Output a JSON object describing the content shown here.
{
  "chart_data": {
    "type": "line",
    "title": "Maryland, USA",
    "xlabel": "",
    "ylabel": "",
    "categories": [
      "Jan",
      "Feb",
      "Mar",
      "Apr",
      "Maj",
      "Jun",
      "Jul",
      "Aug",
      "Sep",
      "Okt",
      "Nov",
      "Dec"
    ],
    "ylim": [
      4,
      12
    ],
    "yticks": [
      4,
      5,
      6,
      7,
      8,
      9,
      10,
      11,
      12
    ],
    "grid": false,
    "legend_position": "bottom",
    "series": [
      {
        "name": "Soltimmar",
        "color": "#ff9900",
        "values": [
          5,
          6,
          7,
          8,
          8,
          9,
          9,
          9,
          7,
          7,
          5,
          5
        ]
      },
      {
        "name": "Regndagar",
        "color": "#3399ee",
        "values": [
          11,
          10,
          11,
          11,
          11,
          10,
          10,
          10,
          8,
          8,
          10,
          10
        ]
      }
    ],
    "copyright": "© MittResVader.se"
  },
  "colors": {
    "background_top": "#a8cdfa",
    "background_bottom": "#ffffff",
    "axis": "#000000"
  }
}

PROMPT: The data above must be returned in full, exactly as written.

ANSWER TO THE EXERCISE:
Output a JSON object describing the content shown here.
{
  "chart_data": {
    "type": "line",
    "title": "Maryland, USA",
    "xlabel": "",
    "ylabel": "",
    "categories": [
      "Jan",
      "Feb",
      "Mar",
      "Apr",
      "Maj",
      "Jun",
      "Jul",
      "Aug",
      "Sep",
      "Okt",
      "Nov",
      "Dec"
    ],
    "ylim": [
      4,
      12
    ],
    "yticks": [
      4,
      5,
      6,
      7,
      8,
      9,
      10,
      11,
      12
    ],
    "grid": false,
    "legend_position": "bottom",
    "series": [
      {
        "name": "Soltimmar",
        "color": "#ff9900",
        "values": [
          5,
          6,
          7,
          8,
          8,
          9,
          9,
          9,
          7,
          7,
          5,
          5
        ]
      },
      {
        "name": "Regndagar",
        "color": "#3399ee",
        "values": [
          11,
          10,
          11,
          11,
          11,
          10,
          10,
          10,
          8,
          8,
          10,
          10
        ]
      }
    ],
    "copyright": "© MittResVader.se"
  },
  "colors": {
    "background_top": "#a8cdfa",
    "background_bottom": "#ffffff",
    "axis": "#000000"
  }
}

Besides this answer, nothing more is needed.